Written problem: Render each line of the listing below as a JSON list of strings, with one string per line and blank lines omitted.

Entries from a collection:
>>

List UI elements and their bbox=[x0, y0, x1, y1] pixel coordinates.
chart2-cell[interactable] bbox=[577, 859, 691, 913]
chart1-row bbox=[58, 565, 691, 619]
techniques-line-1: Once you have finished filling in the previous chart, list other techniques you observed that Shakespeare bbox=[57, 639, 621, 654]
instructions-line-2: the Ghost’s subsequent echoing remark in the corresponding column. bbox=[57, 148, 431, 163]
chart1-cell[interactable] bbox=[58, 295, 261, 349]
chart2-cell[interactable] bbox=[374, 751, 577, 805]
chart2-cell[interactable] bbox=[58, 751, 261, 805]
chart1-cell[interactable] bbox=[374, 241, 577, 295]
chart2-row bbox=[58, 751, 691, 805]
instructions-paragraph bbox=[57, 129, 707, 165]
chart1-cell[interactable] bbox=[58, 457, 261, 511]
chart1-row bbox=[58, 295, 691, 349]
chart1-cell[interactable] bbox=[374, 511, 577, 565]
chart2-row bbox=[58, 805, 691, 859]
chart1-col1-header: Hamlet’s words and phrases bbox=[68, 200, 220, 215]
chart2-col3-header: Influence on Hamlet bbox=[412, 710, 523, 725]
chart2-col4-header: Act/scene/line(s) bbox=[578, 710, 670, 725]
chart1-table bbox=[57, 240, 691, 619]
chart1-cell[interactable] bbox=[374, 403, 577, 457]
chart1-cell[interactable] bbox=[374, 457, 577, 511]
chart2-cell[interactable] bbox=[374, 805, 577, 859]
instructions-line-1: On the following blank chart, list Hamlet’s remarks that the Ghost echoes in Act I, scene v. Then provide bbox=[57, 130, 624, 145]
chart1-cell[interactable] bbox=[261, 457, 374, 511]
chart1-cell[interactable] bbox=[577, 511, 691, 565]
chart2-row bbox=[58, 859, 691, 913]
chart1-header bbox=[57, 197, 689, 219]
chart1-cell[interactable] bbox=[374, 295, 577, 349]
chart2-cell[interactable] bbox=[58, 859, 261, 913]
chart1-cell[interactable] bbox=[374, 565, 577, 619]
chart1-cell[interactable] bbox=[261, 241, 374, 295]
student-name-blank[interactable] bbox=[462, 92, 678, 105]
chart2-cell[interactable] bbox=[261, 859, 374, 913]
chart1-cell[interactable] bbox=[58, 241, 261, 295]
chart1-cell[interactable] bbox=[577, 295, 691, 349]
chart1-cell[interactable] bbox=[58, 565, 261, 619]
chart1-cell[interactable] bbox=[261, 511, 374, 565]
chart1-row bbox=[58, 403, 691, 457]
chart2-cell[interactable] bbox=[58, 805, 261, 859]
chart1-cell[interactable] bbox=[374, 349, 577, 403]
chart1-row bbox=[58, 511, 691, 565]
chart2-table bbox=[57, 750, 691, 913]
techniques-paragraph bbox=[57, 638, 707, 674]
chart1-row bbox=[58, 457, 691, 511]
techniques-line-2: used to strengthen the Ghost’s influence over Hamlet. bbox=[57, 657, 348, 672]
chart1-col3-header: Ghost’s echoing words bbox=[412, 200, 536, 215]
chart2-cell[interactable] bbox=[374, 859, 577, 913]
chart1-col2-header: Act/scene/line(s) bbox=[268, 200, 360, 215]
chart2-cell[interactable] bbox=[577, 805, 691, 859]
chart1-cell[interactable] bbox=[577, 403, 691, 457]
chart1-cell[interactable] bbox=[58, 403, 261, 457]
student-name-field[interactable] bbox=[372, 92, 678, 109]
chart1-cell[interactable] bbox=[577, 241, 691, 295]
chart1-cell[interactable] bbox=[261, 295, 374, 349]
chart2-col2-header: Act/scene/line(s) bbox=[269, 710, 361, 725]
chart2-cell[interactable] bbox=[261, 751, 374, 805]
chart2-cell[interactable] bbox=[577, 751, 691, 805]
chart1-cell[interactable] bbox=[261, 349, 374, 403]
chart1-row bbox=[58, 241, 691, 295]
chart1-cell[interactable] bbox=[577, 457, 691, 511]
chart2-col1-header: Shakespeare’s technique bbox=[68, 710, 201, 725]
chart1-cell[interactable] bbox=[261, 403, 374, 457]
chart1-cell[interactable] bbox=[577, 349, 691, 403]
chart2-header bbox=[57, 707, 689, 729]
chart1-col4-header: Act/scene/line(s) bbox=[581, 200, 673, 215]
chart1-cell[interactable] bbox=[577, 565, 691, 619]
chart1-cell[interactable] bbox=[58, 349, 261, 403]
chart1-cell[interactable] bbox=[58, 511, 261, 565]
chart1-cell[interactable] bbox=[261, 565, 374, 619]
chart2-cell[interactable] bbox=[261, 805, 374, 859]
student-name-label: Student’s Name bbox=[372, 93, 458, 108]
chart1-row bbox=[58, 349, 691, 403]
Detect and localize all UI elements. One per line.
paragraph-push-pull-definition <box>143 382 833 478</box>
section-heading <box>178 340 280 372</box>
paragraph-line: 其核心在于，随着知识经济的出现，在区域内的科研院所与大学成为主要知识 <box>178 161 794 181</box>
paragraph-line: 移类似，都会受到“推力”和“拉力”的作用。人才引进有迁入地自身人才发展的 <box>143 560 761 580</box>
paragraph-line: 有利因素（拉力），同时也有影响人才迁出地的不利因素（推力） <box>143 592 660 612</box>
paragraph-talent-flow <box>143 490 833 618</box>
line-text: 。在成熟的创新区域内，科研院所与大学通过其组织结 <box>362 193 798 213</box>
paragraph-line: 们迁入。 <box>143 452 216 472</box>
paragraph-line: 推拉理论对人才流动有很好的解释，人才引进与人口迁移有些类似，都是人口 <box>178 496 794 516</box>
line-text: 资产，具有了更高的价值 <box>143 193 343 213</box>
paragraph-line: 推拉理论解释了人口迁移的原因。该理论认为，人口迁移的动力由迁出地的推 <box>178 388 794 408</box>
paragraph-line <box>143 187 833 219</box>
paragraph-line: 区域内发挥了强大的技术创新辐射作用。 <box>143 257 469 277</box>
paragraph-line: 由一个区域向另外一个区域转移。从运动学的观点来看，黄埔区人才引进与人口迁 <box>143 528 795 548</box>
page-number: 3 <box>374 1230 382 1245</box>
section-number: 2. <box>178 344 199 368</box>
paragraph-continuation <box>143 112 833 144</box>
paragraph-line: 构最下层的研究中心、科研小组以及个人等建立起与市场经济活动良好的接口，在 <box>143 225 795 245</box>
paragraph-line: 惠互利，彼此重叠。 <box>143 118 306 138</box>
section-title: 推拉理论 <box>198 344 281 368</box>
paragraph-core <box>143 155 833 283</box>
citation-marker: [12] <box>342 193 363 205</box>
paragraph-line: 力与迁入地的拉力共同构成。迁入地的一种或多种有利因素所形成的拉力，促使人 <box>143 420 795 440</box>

<<

Correct answer:
[
  "List UI elements and their bbox=[x0, y0, x1, y1] pixel coordinates.",
  "chart2-cell[interactable] bbox=[577, 859, 691, 913]",
  "chart1-row bbox=[58, 565, 691, 619]",
  "techniques-line-1: Once you have finished filling in the previous chart, list other techniques you observed that Shakespeare bbox=[57, 639, 621, 654]",
  "instructions-line-2: the Ghost’s subsequent echoing remark in the corresponding column. bbox=[57, 148, 431, 163]",
  "chart1-cell[interactable] bbox=[58, 295, 261, 349]",
  "chart2-cell[interactable] bbox=[374, 751, 577, 805]",
  "chart2-cell[interactable] bbox=[58, 751, 261, 805]",
  "chart1-cell[interactable] bbox=[374, 241, 577, 295]",
  "chart2-row bbox=[58, 751, 691, 805]",
  "instructions-paragraph bbox=[57, 129, 707, 165]",
  "chart1-cell[interactable] bbox=[58, 457, 261, 511]",
  "chart1-row bbox=[58, 295, 691, 349]",
  "chart1-cell[interactable] bbox=[374, 511, 577, 565]",
  "chart2-row bbox=[58, 805, 691, 859]",
  "chart1-col1-header: Hamlet’s words and phrases bbox=[68, 200, 220, 215]",
  "chart2-col3-header: Influence on Hamlet bbox=[412, 710, 523, 725]",
  "chart2-col4-header: Act/scene/line(s) bbox=[578, 710, 670, 725]",
  "chart1-table bbox=[57, 240, 691, 619]",
  "chart1-cell[interactable] bbox=[374, 403, 577, 457]",
  "chart1-cell[interactable] bbox=[374, 457, 577, 511]",
  "chart2-cell[interactable] bbox=[374, 805, 577, 859]",
  "instructions-line-1: On the following blank chart, list Hamlet’s remarks that the Ghost echoes in Act I, scene v. Then provide bbox=[57, 130, 624, 145]",
  "chart1-cell[interactable] bbox=[261, 457, 374, 511]",
  "chart1-cell[interactable] bbox=[577, 511, 691, 565]",
  "chart2-row bbox=[58, 859, 691, 913]",
  "chart1-header bbox=[57, 197, 689, 219]",
  "chart1-cell[interactable] bbox=[374, 295, 577, 349]",
  "chart2-cell[interactable] bbox=[58, 859, 261, 913]",
  "chart1-cell[interactable] bbox=[374, 565, 577, 619]",
  "chart1-cell[interactable] bbox=[261, 241, 374, 295]",
  "student-name-blank[interactable] bbox=[462, 92, 678, 105]",
  "chart2-cell[interactable] bbox=[261, 859, 374, 913]",
  "chart1-cell[interactable] bbox=[58, 241, 261, 295]",
  "chart1-cell[interactable] bbox=[577, 295, 691, 349]",
  "chart1-cell[interactable] bbox=[58, 565, 261, 619]",
  "chart1-cell[interactable] bbox=[261, 511, 374, 565]",
  "chart1-row bbox=[58, 403, 691, 457]",
  "chart2-cell[interactable] bbox=[58, 805, 261, 859]",
  "chart1-cell[interactable] bbox=[374, 349, 577, 403]",
  "chart1-row bbox=[58, 511, 691, 565]",
  "chart2-table bbox=[57, 750, 691, 913]",
  "techniques-paragraph bbox=[57, 638, 707, 674]",
  "chart1-row bbox=[58, 457, 691, 511]",
  "techniques-line-2: used to strengthen the Ghost’s influence over Hamlet. bbox=[57, 657, 348, 672]",
  "chart1-col3-header: Ghost’s echoing words bbox=[412, 200, 536, 215]",
  "chart2-cell[interactable] bbox=[374, 859, 577, 913]",
  "chart1-col2-header: Act/scene/line(s) bbox=[268, 200, 360, 215]",
  "chart2-cell[interactable] bbox=[577, 805, 691, 859]",
  "chart1-cell[interactable] bbox=[577, 403, 691, 457]",
  "chart1-cell[interactable] bbox=[58, 403, 261, 457]",
  "student-name-field[interactable] bbox=[372, 92, 678, 109]",
  "chart1-cell[interactable] bbox=[577, 241, 691, 295]",
  "chart1-cell[interactable] bbox=[261, 295, 374, 349]",
  "chart2-col2-header: Act/scene/line(s) bbox=[269, 710, 361, 725]",
  "chart2-cell[interactable] bbox=[261, 751, 374, 805]",
  "chart2-cell[interactable] bbox=[577, 751, 691, 805]",
  "chart1-cell[interactable] bbox=[261, 349, 374, 403]",
  "chart1-row bbox=[58, 241, 691, 295]",
  "chart1-cell[interactable] bbox=[577, 457, 691, 511]",
  "chart2-col1-header: Shakespeare’s technique bbox=[68, 710, 201, 725]",
  "chart1-cell[interactable] bbox=[261, 403, 374, 457]",
  "chart1-cell[interactable] bbox=[577, 349, 691, 403]",
  "chart2-header bbox=[57, 707, 689, 729]",
  "chart1-col4-header: Act/scene/line(s) bbox=[581, 200, 673, 215]",
  "chart1-cell[interactable] bbox=[577, 565, 691, 619]",
  "chart1-cell[interactable] bbox=[58, 349, 261, 403]",
  "chart1-cell[interactable] bbox=[58, 511, 261, 565]",
  "chart1-cell[interactable] bbox=[261, 565, 374, 619]",
  "chart2-cell[interactable] bbox=[261, 805, 374, 859]",
  "student-name-label: Student’s Name bbox=[372, 93, 458, 108]",
  "chart1-row bbox=[58, 349, 691, 403]",
  "Detect and localize all UI elements. One per line.",
  "paragraph-push-pull-definition <box>143 382 833 478</box>",
  "section-heading <box>178 340 280 372</box>",
  "paragraph-line: 其核心在于，随着知识经济的出现，在区域内的科研院所与大学成为主要知识 <box>178 161 794 181</box>",
  "paragraph-line: 移类似，都会受到“推力”和“拉力”的作用。人才引进有迁入地自身人才发展的 <box>143 560 761 580</box>",
  "paragraph-line: 有利因素（拉力），同时也有影响人才迁出地的不利因素（推力） <box>143 592 660 612</box>",
  "paragraph-talent-flow <box>143 490 833 618</box>",
  "line-text: 。在成熟的创新区域内，科研院所与大学通过其组织结 <box>362 193 798 213</box>",
  "paragraph-line: 们迁入。 <box>143 452 216 472</box>",
  "paragraph-line: 推拉理论对人才流动有很好的解释，人才引进与人口迁移有些类似，都是人口 <box>178 496 794 516</box>",
  "line-text: 资产，具有了更高的价值 <box>143 193 343 213</box>",
  "paragraph-line: 推拉理论解释了人口迁移的原因。该理论认为，人口迁移的动力由迁出地的推 <box>178 388 794 408</box>",
  "paragraph-line <box>143 187 833 219</box>",
  "paragraph-line: 区域内发挥了强大的技术创新辐射作用。 <box>143 257 469 277</box>",
  "paragraph-line: 由一个区域向另外一个区域转移。从运动学的观点来看，黄埔区人才引进与人口迁 <box>143 528 795 548</box>",
  "page-number: 3 <box>374 1230 382 1245</box>",
  "section-number: 2. <box>178 344 199 368</box>",
  "paragraph-continuation <box>143 112 833 144</box>",
  "paragraph-line: 构最下层的研究中心、科研小组以及个人等建立起与市场经济活动良好的接口，在 <box>143 225 795 245</box>",
  "paragraph-line: 惠互利，彼此重叠。 <box>143 118 306 138</box>",
  "section-title: 推拉理论 <box>198 344 281 368</box>",
  "paragraph-core <box>143 155 833 283</box>",
  "citation-marker: [12] <box>342 193 363 205</box>",
  "paragraph-line: 力与迁入地的拉力共同构成。迁入地的一种或多种有利因素所形成的拉力，促使人 <box>143 420 795 440</box>"
]